- Opening Delimiter -

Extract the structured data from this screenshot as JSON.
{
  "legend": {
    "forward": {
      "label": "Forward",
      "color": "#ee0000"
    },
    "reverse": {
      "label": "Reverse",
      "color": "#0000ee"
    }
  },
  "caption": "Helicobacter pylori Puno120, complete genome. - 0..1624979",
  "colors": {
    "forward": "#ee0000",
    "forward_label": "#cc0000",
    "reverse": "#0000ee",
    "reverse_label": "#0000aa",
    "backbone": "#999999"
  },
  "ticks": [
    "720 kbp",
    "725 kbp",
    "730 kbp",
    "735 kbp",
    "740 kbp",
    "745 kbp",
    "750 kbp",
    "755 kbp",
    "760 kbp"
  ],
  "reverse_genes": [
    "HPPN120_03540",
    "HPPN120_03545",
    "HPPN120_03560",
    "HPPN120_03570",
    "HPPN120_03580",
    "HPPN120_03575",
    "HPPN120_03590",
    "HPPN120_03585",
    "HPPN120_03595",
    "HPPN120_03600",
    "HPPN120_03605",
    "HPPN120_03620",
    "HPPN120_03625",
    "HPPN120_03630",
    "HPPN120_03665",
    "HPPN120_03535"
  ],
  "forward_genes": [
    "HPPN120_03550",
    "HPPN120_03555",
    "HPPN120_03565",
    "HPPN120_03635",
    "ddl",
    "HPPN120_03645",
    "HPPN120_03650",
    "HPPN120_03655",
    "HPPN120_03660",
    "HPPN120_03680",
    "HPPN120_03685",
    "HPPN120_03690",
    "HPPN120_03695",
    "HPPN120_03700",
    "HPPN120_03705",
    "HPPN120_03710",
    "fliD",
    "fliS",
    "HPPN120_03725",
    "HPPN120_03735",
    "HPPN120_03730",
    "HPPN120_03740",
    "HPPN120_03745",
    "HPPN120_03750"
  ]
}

- Closing Delimiter -
- Opening Delimiter -

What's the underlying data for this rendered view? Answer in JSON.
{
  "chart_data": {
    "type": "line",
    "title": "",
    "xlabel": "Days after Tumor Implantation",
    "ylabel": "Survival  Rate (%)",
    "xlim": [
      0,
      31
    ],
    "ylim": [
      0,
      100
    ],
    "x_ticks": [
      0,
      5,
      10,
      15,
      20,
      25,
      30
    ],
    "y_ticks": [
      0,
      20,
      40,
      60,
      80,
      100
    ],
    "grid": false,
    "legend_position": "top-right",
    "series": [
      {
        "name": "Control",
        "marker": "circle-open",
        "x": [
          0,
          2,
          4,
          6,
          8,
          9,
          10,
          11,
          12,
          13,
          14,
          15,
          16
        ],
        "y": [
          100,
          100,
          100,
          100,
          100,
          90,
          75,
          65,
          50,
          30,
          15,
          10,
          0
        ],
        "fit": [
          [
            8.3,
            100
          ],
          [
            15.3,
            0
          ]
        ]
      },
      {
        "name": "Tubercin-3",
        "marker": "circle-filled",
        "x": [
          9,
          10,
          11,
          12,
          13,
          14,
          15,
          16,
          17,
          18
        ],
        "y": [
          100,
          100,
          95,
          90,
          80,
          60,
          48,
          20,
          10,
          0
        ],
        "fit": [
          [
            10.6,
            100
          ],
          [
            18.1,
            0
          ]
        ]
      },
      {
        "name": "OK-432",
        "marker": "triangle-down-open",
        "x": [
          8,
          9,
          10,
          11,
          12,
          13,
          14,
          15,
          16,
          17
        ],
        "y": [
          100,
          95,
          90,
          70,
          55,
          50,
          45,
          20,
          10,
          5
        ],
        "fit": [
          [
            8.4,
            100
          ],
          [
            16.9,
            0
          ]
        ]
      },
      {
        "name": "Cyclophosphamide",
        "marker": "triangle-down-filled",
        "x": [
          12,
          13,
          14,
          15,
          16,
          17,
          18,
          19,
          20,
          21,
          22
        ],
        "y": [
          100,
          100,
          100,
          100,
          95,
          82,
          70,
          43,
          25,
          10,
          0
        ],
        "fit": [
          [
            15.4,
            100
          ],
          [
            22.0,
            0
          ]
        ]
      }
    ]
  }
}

- Closing Delimiter -

**TASK ITEM**
Pull out all lines of the data with the string "filled".

**RESPONSE TO THE TASK**
        "marker": "circle-filled",
        "marker": "triangle-down-filled",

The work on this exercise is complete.